What you will do ->
Which lines hold the word "color"? Copy each one.
---------- Source material ----------
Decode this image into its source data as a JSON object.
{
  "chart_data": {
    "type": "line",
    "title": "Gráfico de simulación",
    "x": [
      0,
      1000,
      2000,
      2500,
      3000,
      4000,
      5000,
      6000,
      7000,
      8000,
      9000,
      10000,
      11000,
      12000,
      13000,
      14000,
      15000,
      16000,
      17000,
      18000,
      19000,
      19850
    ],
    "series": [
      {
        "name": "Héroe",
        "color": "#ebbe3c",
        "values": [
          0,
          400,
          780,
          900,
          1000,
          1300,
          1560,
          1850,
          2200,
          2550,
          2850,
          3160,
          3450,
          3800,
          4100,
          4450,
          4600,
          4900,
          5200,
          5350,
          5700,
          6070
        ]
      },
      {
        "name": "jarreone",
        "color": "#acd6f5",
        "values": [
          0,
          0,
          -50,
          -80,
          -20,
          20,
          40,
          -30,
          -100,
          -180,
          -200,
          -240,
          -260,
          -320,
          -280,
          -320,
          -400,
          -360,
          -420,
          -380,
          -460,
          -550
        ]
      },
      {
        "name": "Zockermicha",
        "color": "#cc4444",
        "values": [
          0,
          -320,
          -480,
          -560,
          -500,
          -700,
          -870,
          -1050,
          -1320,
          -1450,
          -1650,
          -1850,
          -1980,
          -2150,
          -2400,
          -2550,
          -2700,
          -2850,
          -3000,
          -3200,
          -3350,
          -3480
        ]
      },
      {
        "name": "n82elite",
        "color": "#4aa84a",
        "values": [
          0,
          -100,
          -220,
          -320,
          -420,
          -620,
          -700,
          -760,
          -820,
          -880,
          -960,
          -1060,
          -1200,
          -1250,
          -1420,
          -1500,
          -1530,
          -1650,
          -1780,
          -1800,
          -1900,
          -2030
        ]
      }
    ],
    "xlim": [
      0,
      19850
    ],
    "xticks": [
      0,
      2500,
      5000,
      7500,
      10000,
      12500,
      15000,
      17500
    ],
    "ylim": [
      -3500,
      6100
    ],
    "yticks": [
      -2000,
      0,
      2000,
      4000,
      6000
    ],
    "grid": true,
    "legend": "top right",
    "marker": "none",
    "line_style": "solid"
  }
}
----------
Reply ->
        "color": "#ebbe3c",
        "color": "#acd6f5",
        "color": "#cc4444",
        "color": "#4aa84a",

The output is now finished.